* Data for processing:
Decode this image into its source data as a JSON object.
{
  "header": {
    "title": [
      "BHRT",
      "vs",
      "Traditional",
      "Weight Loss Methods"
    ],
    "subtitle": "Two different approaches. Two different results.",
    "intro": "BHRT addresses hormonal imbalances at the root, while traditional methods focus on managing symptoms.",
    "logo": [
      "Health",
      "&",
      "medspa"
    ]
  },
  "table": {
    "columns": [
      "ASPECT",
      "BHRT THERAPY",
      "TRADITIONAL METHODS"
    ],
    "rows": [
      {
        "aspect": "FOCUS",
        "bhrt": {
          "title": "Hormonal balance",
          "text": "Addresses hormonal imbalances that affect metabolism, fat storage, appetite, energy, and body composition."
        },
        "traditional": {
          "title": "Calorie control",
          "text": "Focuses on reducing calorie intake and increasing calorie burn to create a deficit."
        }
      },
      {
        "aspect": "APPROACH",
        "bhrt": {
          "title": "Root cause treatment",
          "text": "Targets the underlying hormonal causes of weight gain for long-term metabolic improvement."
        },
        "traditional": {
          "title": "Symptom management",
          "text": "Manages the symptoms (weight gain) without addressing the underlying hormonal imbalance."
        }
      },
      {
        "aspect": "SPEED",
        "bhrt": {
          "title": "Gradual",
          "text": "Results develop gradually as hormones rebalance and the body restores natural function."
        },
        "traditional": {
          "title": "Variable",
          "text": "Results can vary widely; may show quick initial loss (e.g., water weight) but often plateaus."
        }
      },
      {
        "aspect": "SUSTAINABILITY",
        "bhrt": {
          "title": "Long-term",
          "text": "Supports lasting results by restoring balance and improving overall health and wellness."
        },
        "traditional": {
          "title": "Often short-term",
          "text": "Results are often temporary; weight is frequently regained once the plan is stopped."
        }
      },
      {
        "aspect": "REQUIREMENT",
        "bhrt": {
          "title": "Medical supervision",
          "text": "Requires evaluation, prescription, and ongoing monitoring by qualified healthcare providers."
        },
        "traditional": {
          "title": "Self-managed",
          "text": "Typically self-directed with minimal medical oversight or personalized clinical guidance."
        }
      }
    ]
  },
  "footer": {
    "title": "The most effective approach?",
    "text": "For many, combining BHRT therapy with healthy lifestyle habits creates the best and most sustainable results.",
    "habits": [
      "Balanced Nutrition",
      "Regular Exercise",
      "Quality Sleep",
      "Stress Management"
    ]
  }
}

* What is expected: Write down the full listing again, exactly.

* Completed exercise:
Decode this image into its source data as a JSON object.
{
  "header": {
    "title": [
      "BHRT",
      "vs",
      "Traditional",
      "Weight Loss Methods"
    ],
    "subtitle": "Two different approaches. Two different results.",
    "intro": "BHRT addresses hormonal imbalances at the root, while traditional methods focus on managing symptoms.",
    "logo": [
      "Health",
      "&",
      "medspa"
    ]
  },
  "table": {
    "columns": [
      "ASPECT",
      "BHRT THERAPY",
      "TRADITIONAL METHODS"
    ],
    "rows": [
      {
        "aspect": "FOCUS",
        "bhrt": {
          "title": "Hormonal balance",
          "text": "Addresses hormonal imbalances that affect metabolism, fat storage, appetite, energy, and body composition."
        },
        "traditional": {
          "title": "Calorie control",
          "text": "Focuses on reducing calorie intake and increasing calorie burn to create a deficit."
        }
      },
      {
        "aspect": "APPROACH",
        "bhrt": {
          "title": "Root cause treatment",
          "text": "Targets the underlying hormonal causes of weight gain for long-term metabolic improvement."
        },
        "traditional": {
          "title": "Symptom management",
          "text": "Manages the symptoms (weight gain) without addressing the underlying hormonal imbalance."
        }
      },
      {
        "aspect": "SPEED",
        "bhrt": {
          "title": "Gradual",
          "text": "Results develop gradually as hormones rebalance and the body restores natural function."
        },
        "traditional": {
          "title": "Variable",
          "text": "Results can vary widely; may show quick initial loss (e.g., water weight) but often plateaus."
        }
      },
      {
        "aspect": "SUSTAINABILITY",
        "bhrt": {
          "title": "Long-term",
          "text": "Supports lasting results by restoring balance and improving overall health and wellness."
        },
        "traditional": {
          "title": "Often short-term",
          "text": "Results are often temporary; weight is frequently regained once the plan is stopped."
        }
      },
      {
        "aspect": "REQUIREMENT",
        "bhrt": {
          "title": "Medical supervision",
          "text": "Requires evaluation, prescription, and ongoing monitoring by qualified healthcare providers."
        },
        "traditional": {
          "title": "Self-managed",
          "text": "Typically self-directed with minimal medical oversight or personalized clinical guidance."
        }
      }
    ]
  },
  "footer": {
    "title": "The most effective approach?",
    "text": "For many, combining BHRT therapy with healthy lifestyle habits creates the best and most sustainable results.",
    "habits": [
      "Balanced Nutrition",
      "Regular Exercise",
      "Quality Sleep",
      "Stress Management"
    ]
  }
}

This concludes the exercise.